__JOB__. Without the images, print all the entries below exactly as given.

__DATA ROWS__.

_ _ _ _ _

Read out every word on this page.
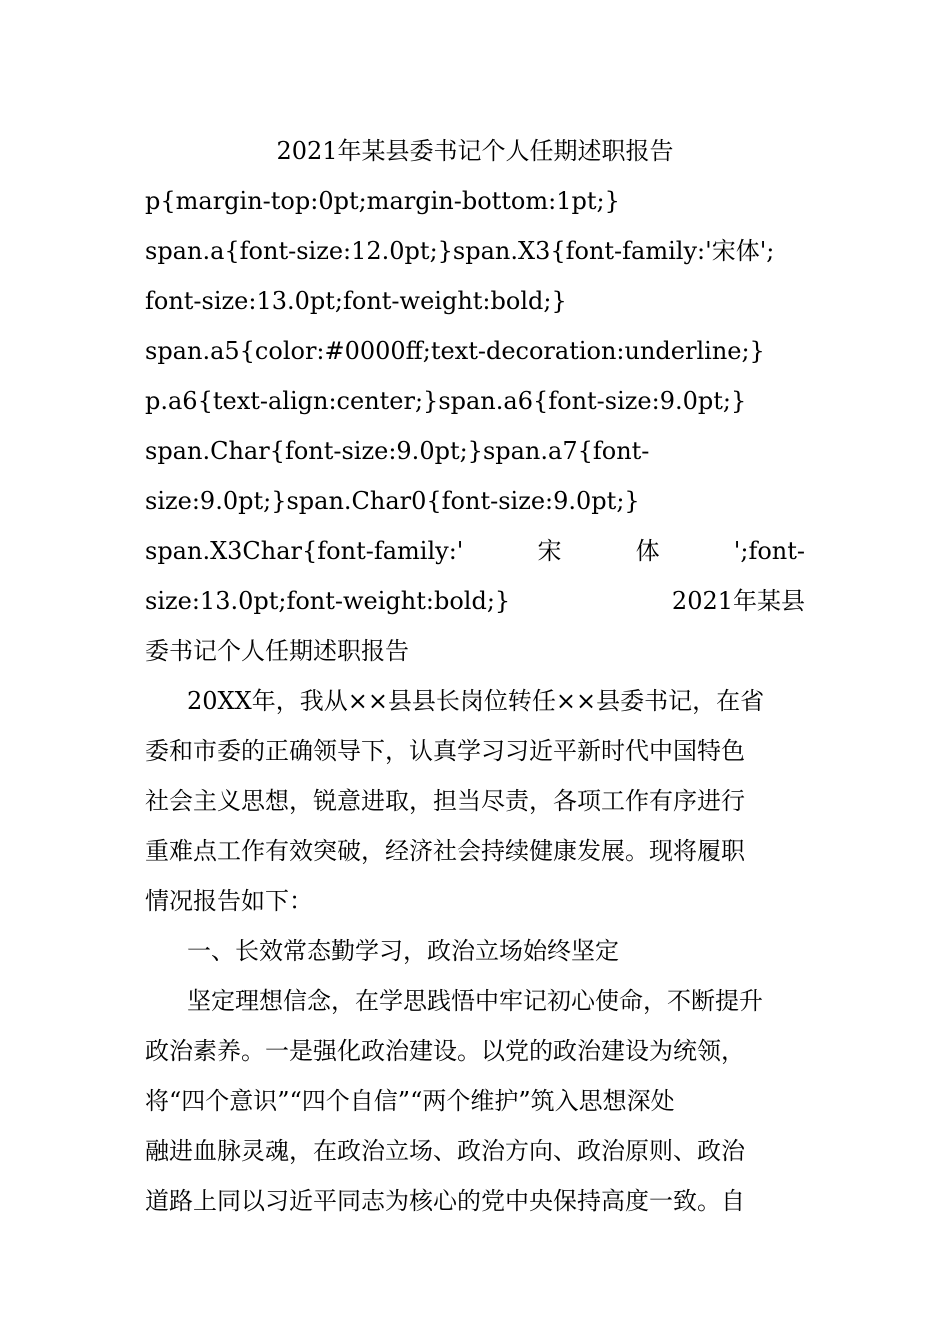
2021年某县委书记个人任期述职报告

p{margin-top:0pt;margin-bottom:1pt;}
span.a{font-size:12.0pt;}span.X3{font-family:'宋体';
font-size:13.0pt;font-weight:bold;}
span.a5{color:#0000ff;text-decoration:underline;}
p.a6{text-align:center;}span.a6{font-size:9.0pt;}
span.Char{font-size:9.0pt;}span.a7{font-
size:9.0pt;}span.Char0{font-size:9.0pt;}
span.X3Char{font-family:'	宋	体	';font-
size:13.0pt;font-weight:bold;}	2021年某县
委书记个人任期述职报告
20XX年，我从××县县长岗位转任××县委书记，在省
委和市委的正确领导下，认真学习习近平新时代中国特色
社会主义思想，锐意进取，担当尽责，各项工作有序进行
重难点工作有效突破，经济社会持续健康发展。现将履职
情况报告如下：
一、长效常态勤学习，政治立场始终坚定
坚定理想信念，在学思践悟中牢记初心使命，不断提升
政治素养。一是强化政治建设。以党的政治建设为统领，
将“四个意识”“四个自信”“两个维护”筑入思想深处
融进血脉灵魂，在政治立场、政治方向、政治原则、政治
道路上同以习近平同志为核心的党中央保持高度一致。自
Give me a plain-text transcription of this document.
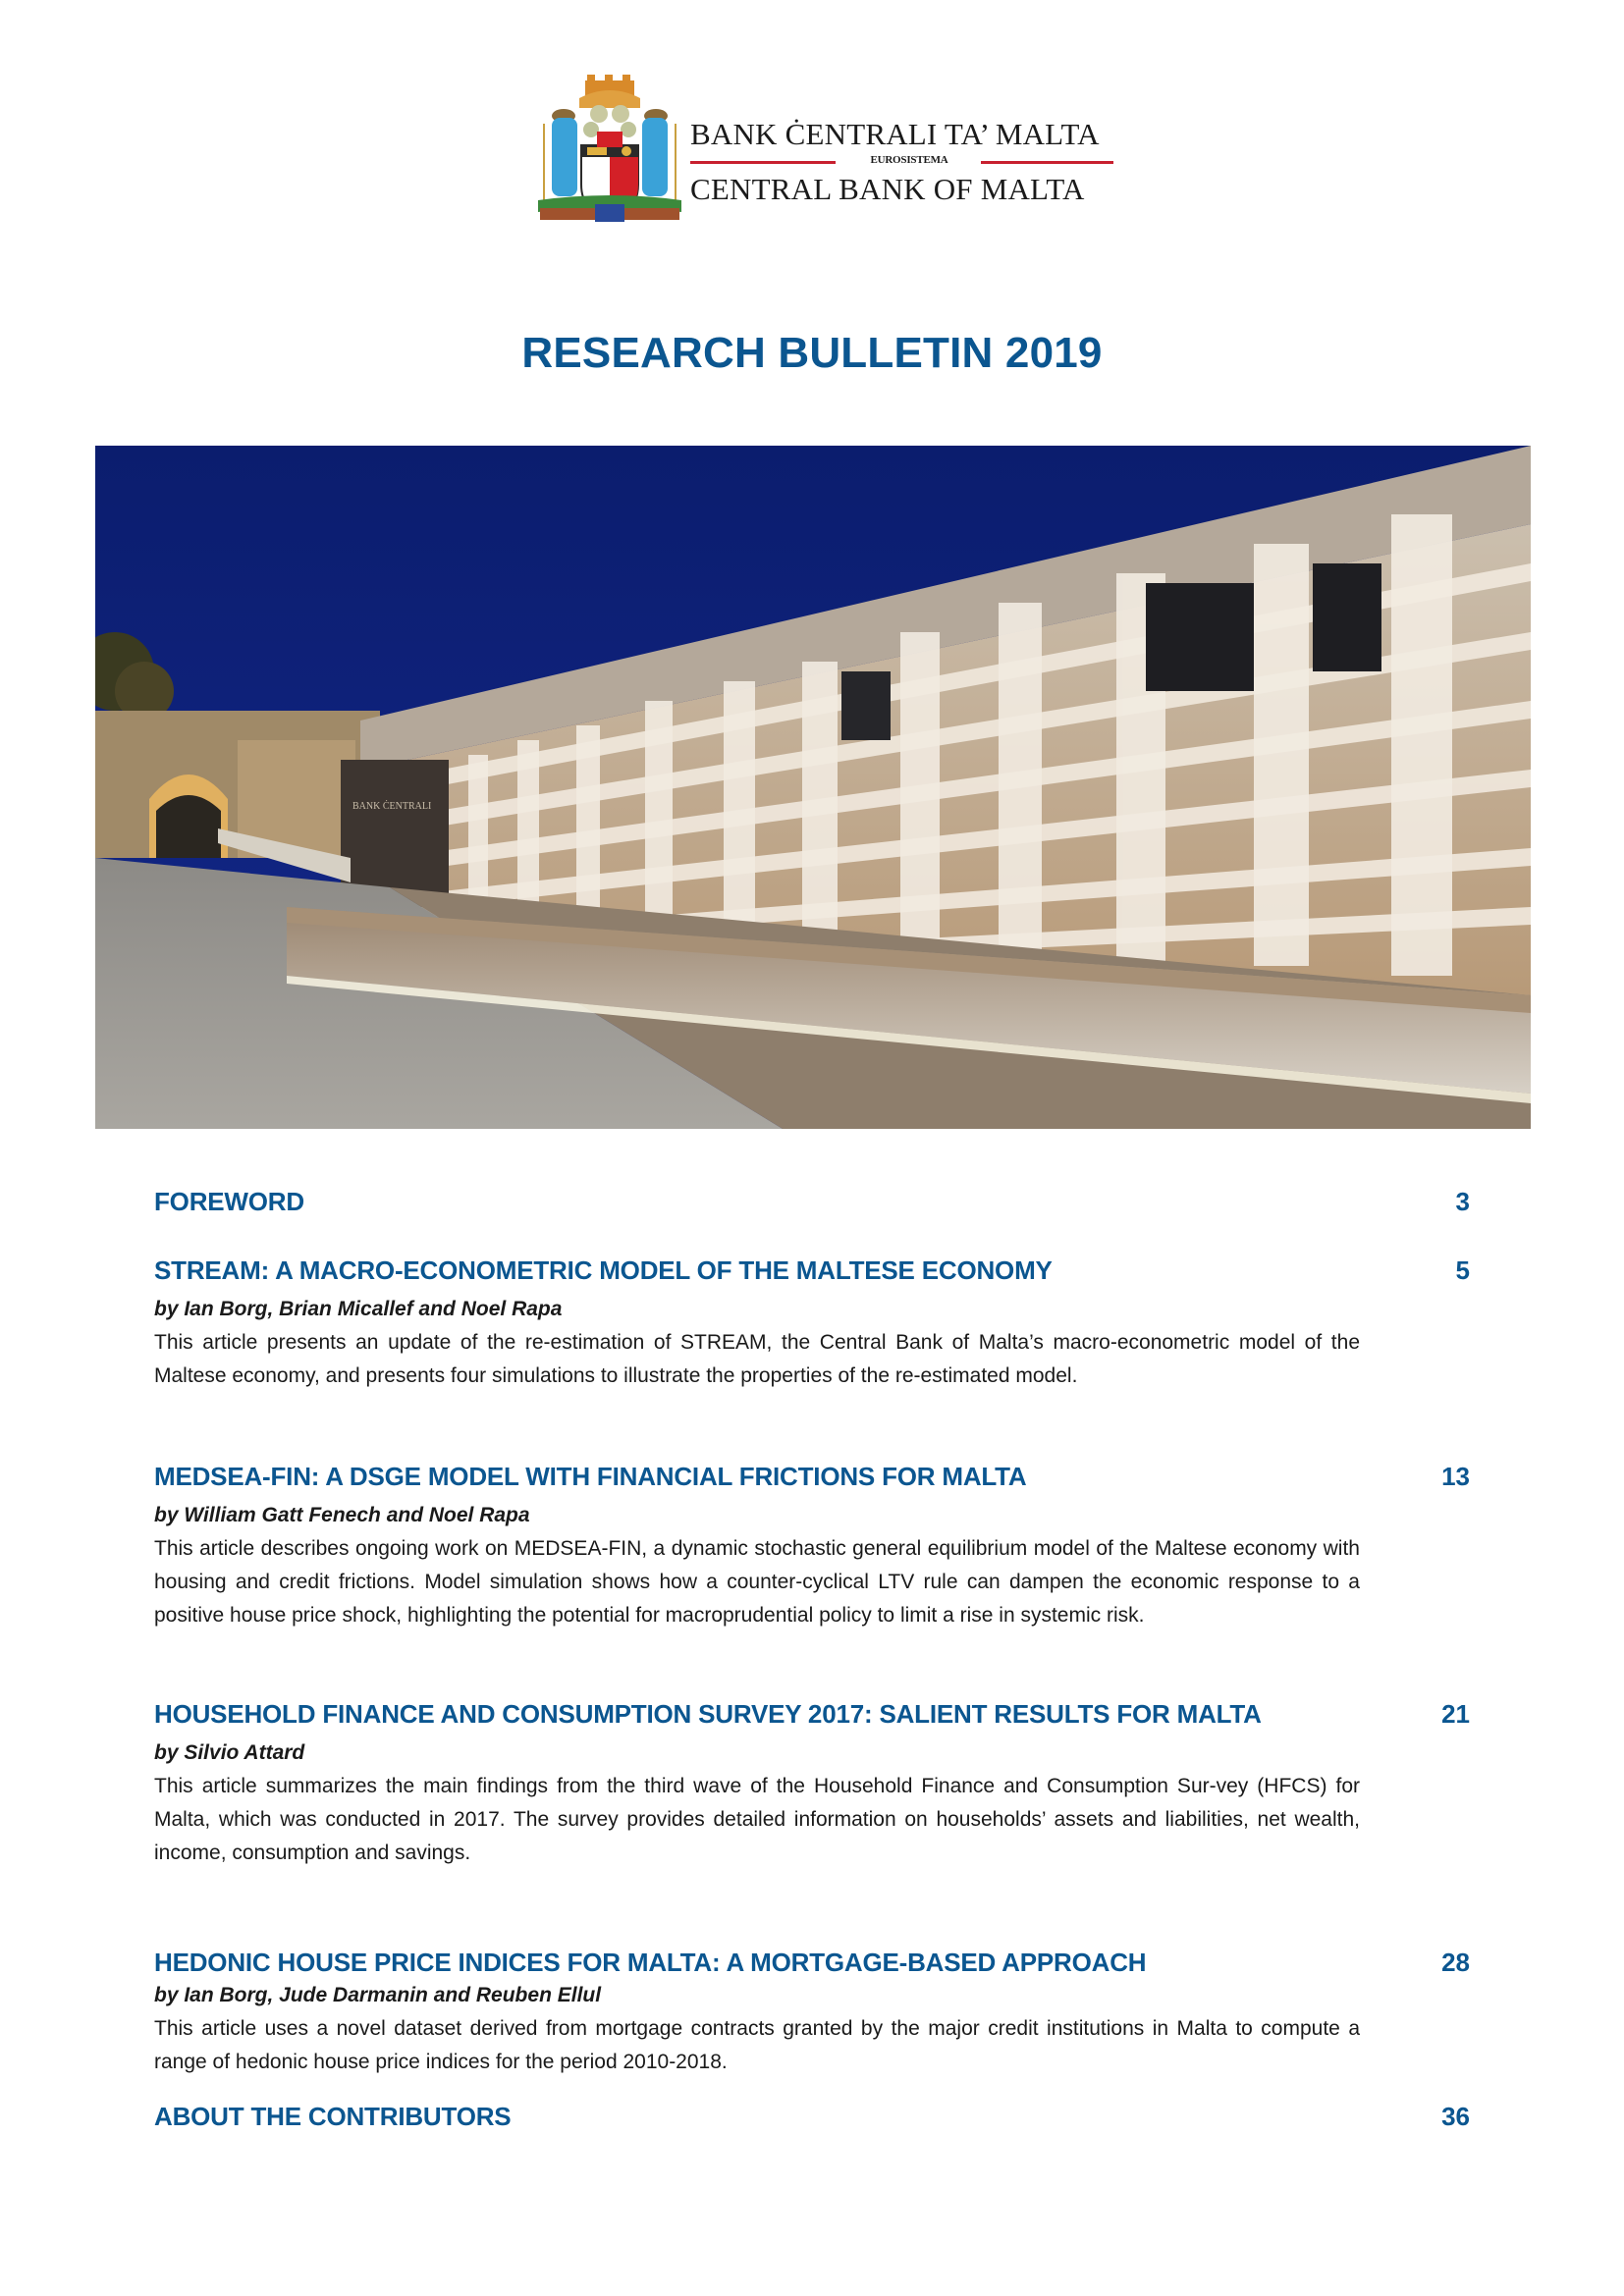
BANK ĊENTRALI TA’ MALTA
EUROSISTEMA
CENTRAL BANK OF MALTA
RESEARCH BULLETIN 2019
BANK ĊENTRALI
FOREWORD	3
STREAM: A MACRO-ECONOMETRIC MODEL OF THE MALTESE ECONOMY	5
by Ian Borg, Brian Micallef and Noel Rapa
This article presents an update of the re-estimation of STREAM, the Central Bank of Malta’s macro-econometric model of the Maltese economy, and presents four simulations to illustrate the properties of the re-estimated model.
MEDSEA-FIN: A DSGE MODEL WITH FINANCIAL FRICTIONS FOR MALTA	13
by William Gatt Fenech and Noel Rapa
This article describes ongoing work on MEDSEA-FIN, a dynamic stochastic general equilibrium model of the Maltese economy with housing and credit frictions. Model simulation shows how a counter-cyclical LTV rule can dampen the economic response to a positive house price shock, highlighting the potential for macroprudential policy to limit a rise in systemic risk.
HOUSEHOLD FINANCE AND CONSUMPTION SURVEY 2017: SALIENT RESULTS FOR MALTA	21
by Silvio Attard
This article summarizes the main findings from the third wave of the Household Finance and Consumption Sur-vey (HFCS) for Malta, which was conducted in 2017. The survey provides detailed information on households’ assets and liabilities, net wealth, income, consumption and savings.
HEDONIC HOUSE PRICE INDICES FOR MALTA: A MORTGAGE-BASED APPROACH	28
by Ian Borg, Jude Darmanin and Reuben Ellul
This article uses a novel dataset derived from mortgage contracts granted by the major credit institutions in Malta to compute a range of hedonic house price indices for the period 2010-2018.
ABOUT THE CONTRIBUTORS	36
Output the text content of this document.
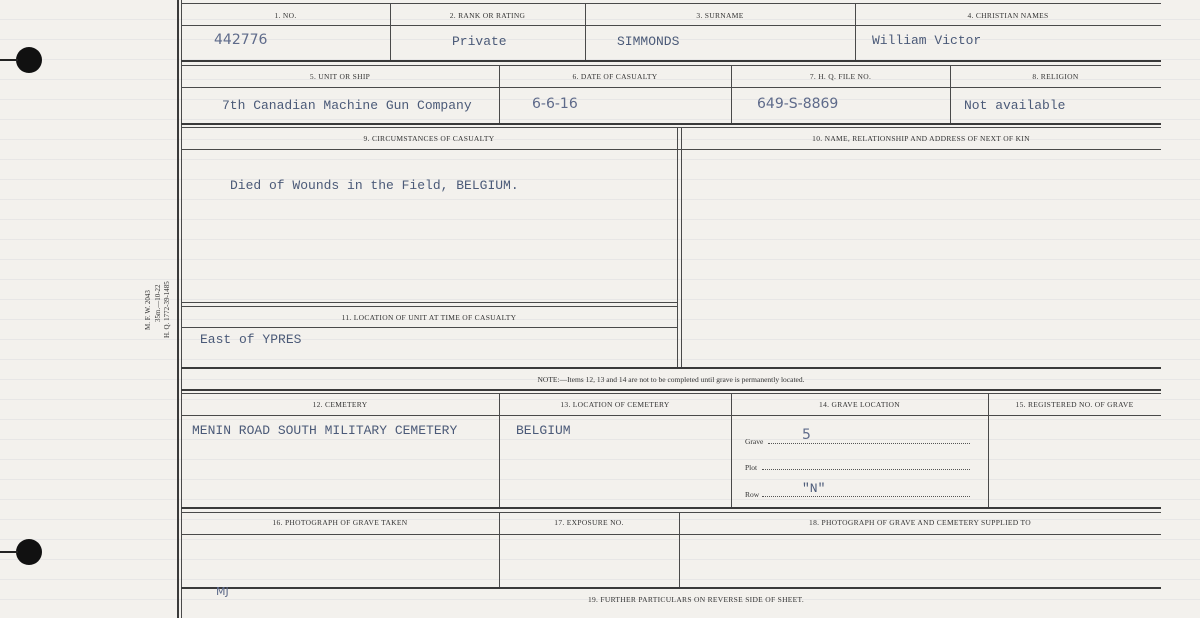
M. F. W. 2043 35m.—10-22 H. Q. 1772-39-1485
1. NO.	2. RANK OR RATING	3. SURNAME	4. CHRISTIAN NAMES
442776	Private	SIMMONDS	William Victor
5. UNIT OR SHIP	6. DATE OF CASUALTY	7. H. Q. FILE NO.	8. RELIGION
7th Canadian Machine Gun Company	6-6-16	649-S-8869	Not available
9. CIRCUMSTANCES OF CASUALTY	10. NAME, RELATIONSHIP AND ADDRESS OF NEXT OF KIN
Died of Wounds in the Field, BELGIUM.
11. LOCATION OF UNIT AT TIME OF CASUALTY
East of YPRES
NOTE:—Items 12, 13 and 14 are not to be completed until grave is permanently located.
12. CEMETERY	13. LOCATION OF CEMETERY	14. GRAVE LOCATION	15. REGISTERED NO. OF GRAVE
MENIN ROAD SOUTH MILITARY CEMETERY	BELGIUM
Grave	5
Plot
Row	"N"
16. PHOTOGRAPH OF GRAVE TAKEN	17. EXPOSURE NO.	18. PHOTOGRAPH OF GRAVE AND CEMETERY SUPPLIED TO
MJ
19. FURTHER PARTICULARS ON REVERSE SIDE OF SHEET.
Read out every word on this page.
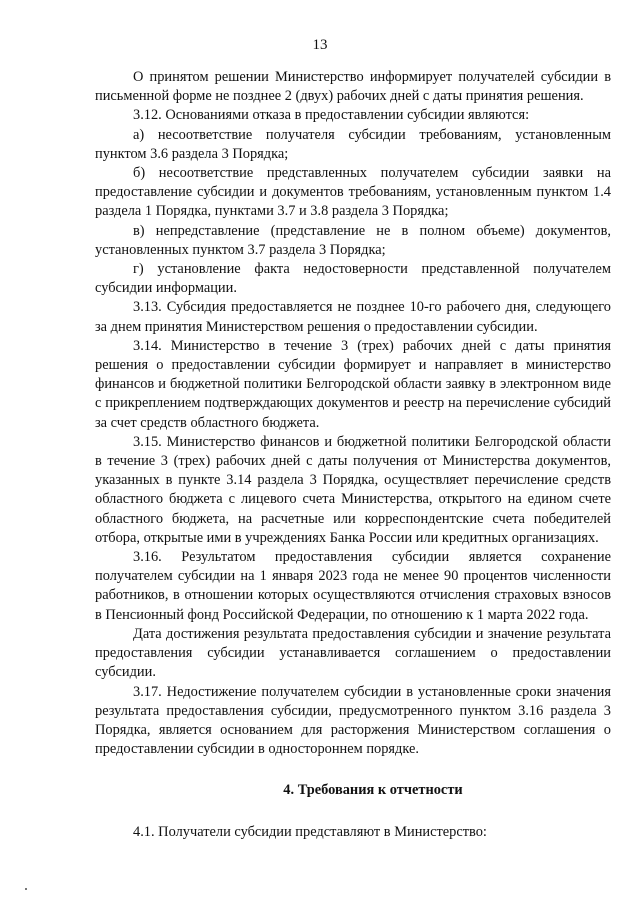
13

О принятом решении Министерство информирует получателей субсидии в письменной форме не позднее 2 (двух) рабочих дней с даты принятия решения.

3.12. Основаниями отказа в предоставлении субсидии являются:

а) несоответствие получателя субсидии требованиям, установленным пунктом 3.6 раздела 3 Порядка;

б) несоответствие представленных получателем субсидии заявки на предоставление субсидии и документов требованиям, установленным пунктом 1.4 раздела 1 Порядка, пунктами 3.7 и 3.8 раздела 3 Порядка;

в) непредставление (представление не в полном объеме) документов, установленных пунктом 3.7 раздела 3 Порядка;

г) установление факта недостоверности представленной получателем субсидии информации.

3.13. Субсидия предоставляется не позднее 10-го рабочего дня, следующего за днем принятия Министерством решения о предоставлении субсидии.

3.14. Министерство в течение 3 (трех) рабочих дней с даты принятия решения о предоставлении субсидии формирует и направляет в министерство финансов и бюджетной политики Белгородской области заявку в электронном виде с прикреплением подтверждающих документов и реестр на перечисление субсидий за счет средств областного бюджета.

3.15. Министерство финансов и бюджетной политики Белгородской области в течение 3 (трех) рабочих дней с даты получения от Министерства документов, указанных в пункте 3.14 раздела 3 Порядка, осуществляет перечисление средств областного бюджета с лицевого счета Министерства, открытого на едином счете областного бюджета, на расчетные или корреспондентские счета победителей отбора, открытые ими в учреждениях Банка России или кредитных организациях.

3.16. Результатом предоставления субсидии является сохранение получателем субсидии на 1 января 2023 года не менее 90 процентов численности работников, в отношении которых осуществляются отчисления страховых взносов в Пенсионный фонд Российской Федерации, по отношению к 1 марта 2022 года.

Дата достижения результата предоставления субсидии и значение результата предоставления субсидии устанавливается соглашением о предоставлении субсидии.

3.17. Недостижение получателем субсидии в установленные сроки значения результата предоставления субсидии, предусмотренного пунктом 3.16 раздела 3 Порядка, является основанием для расторжения Министерством соглашения о предоставлении субсидии в одностороннем порядке.

4. Требования к отчетности

4.1. Получатели субсидии представляют в Министерство:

_ _ _ _ _

__ANSWER TO THE EXERCISE__.
Read out every word on this page.
2021年某县委书记个人任期述职报告

p{margin-top:0pt;margin-bottom:1pt;}
span.a{font-size:12.0pt;}span.X3{font-family:'宋体';
font-size:13.0pt;font-weight:bold;}
span.a5{color:#0000ff;text-decoration:underline;}
p.a6{text-align:center;}span.a6{font-size:9.0pt;}
span.Char{font-size:9.0pt;}span.a7{font-
size:9.0pt;}span.Char0{font-size:9.0pt;}
span.X3Char{font-family:'	宋	体	';font-
size:13.0pt;font-weight:bold;}	2021年某县
委书记个人任期述职报告
20XX年，我从××县县长岗位转任××县委书记，在省
委和市委的正确领导下，认真学习习近平新时代中国特色
社会主义思想，锐意进取，担当尽责，各项工作有序进行
重难点工作有效突破，经济社会持续健康发展。现将履职
情况报告如下：
一、长效常态勤学习，政治立场始终坚定
坚定理想信念，在学思践悟中牢记初心使命，不断提升
政治素养。一是强化政治建设。以党的政治建设为统领，
将“四个意识”“四个自信”“两个维护”筑入思想深处
融进血脉灵魂，在政治立场、政治方向、政治原则、政治
道路上同以习近平同志为核心的党中央保持高度一致。自
Give me a plain-text transcription of this document.
BANK ĊENTRALI TA’ MALTA
EUROSISTEMA
CENTRAL BANK OF MALTA
RESEARCH BULLETIN 2019
BANK ĊENTRALI
FOREWORD	3
STREAM: A MACRO-ECONOMETRIC MODEL OF THE MALTESE ECONOMY	5
by Ian Borg, Brian Micallef and Noel Rapa
This article presents an update of the re-estimation of STREAM, the Central Bank of Malta’s macro-econometric model of the Maltese economy, and presents four simulations to illustrate the properties of the re-estimated model.
MEDSEA-FIN: A DSGE MODEL WITH FINANCIAL FRICTIONS FOR MALTA	13
by William Gatt Fenech and Noel Rapa
This article describes ongoing work on MEDSEA-FIN, a dynamic stochastic general equilibrium model of the Maltese economy with housing and credit frictions. Model simulation shows how a counter-cyclical LTV rule can dampen the economic response to a positive house price shock, highlighting the potential for macroprudential policy to limit a rise in systemic risk.
HOUSEHOLD FINANCE AND CONSUMPTION SURVEY 2017: SALIENT RESULTS FOR MALTA	21
by Silvio Attard
This article summarizes the main findings from the third wave of the Household Finance and Consumption Sur-vey (HFCS) for Malta, which was conducted in 2017. The survey provides detailed information on households’ assets and liabilities, net wealth, income, consumption and savings.
HEDONIC HOUSE PRICE INDICES FOR MALTA: A MORTGAGE-BASED APPROACH	28
by Ian Borg, Jude Darmanin and Reuben Ellul
This article uses a novel dataset derived from mortgage contracts granted by the major credit institutions in Malta to compute a range of hedonic house price indices for the period 2010-2018.
ABOUT THE CONTRIBUTORS	36
Output the text content of this document.
M. F. W. 2043 35m.—10-22 H. Q. 1772-39-1485
1. NO.	2. RANK OR RATING	3. SURNAME	4. CHRISTIAN NAMES
442776	Private	SIMMONDS	William Victor
5. UNIT OR SHIP	6. DATE OF CASUALTY	7. H. Q. FILE NO.	8. RELIGION
7th Canadian Machine Gun Company	6-6-16	649-S-8869	Not available
9. CIRCUMSTANCES OF CASUALTY	10. NAME, RELATIONSHIP AND ADDRESS OF NEXT OF KIN
Died of Wounds in the Field, BELGIUM.
11. LOCATION OF UNIT AT TIME OF CASUALTY
East of YPRES
NOTE:—Items 12, 13 and 14 are not to be completed until grave is permanently located.
12. CEMETERY	13. LOCATION OF CEMETERY	14. GRAVE LOCATION	15. REGISTERED NO. OF GRAVE
MENIN ROAD SOUTH MILITARY CEMETERY	BELGIUM
Grave	5
Plot
Row	"N"
16. PHOTOGRAPH OF GRAVE TAKEN	17. EXPOSURE NO.	18. PHOTOGRAPH OF GRAVE AND CEMETERY SUPPLIED TO
MJ
19. FURTHER PARTICULARS ON REVERSE SIDE OF SHEET.
Read out every word on this page.
13

О принятом решении Министерство информирует получателей субсидии в письменной форме не позднее 2 (двух) рабочих дней с даты принятия решения.

3.12. Основаниями отказа в предоставлении субсидии являются:

а) несоответствие получателя субсидии требованиям, установленным пунктом 3.6 раздела 3 Порядка;

б) несоответствие представленных получателем субсидии заявки на предоставление субсидии и документов требованиям, установленным пунктом 1.4 раздела 1 Порядка, пунктами 3.7 и 3.8 раздела 3 Порядка;

в) непредставление (представление не в полном объеме) документов, установленных пунктом 3.7 раздела 3 Порядка;

г) установление факта недостоверности представленной получателем субсидии информации.

3.13. Субсидия предоставляется не позднее 10-го рабочего дня, следующего за днем принятия Министерством решения о предоставлении субсидии.

3.14. Министерство в течение 3 (трех) рабочих дней с даты принятия решения о предоставлении субсидии формирует и направляет в министерство финансов и бюджетной политики Белгородской области заявку в электронном виде с прикреплением подтверждающих документов и реестр на перечисление субсидий за счет средств областного бюджета.

3.15. Министерство финансов и бюджетной политики Белгородской области в течение 3 (трех) рабочих дней с даты получения от Министерства документов, указанных в пункте 3.14 раздела 3 Порядка, осуществляет перечисление средств областного бюджета с лицевого счета Министерства, открытого на едином счете областного бюджета, на расчетные или корреспондентские счета победителей отбора, открытые ими в учреждениях Банка России или кредитных организациях.

3.16. Результатом предоставления субсидии является сохранение получателем субсидии на 1 января 2023 года не менее 90 процентов численности работников, в отношении которых осуществляются отчисления страховых взносов в Пенсионный фонд Российской Федерации, по отношению к 1 марта 2022 года.

Дата достижения результата предоставления субсидии и значение результата предоставления субсидии устанавливается соглашением о предоставлении субсидии.

3.17. Недостижение получателем субсидии в установленные сроки значения результата предоставления субсидии, предусмотренного пунктом 3.16 раздела 3 Порядка, является основанием для расторжения Министерством соглашения о предоставлении субсидии в одностороннем порядке.

4. Требования к отчетности

4.1. Получатели субсидии представляют в Министерство:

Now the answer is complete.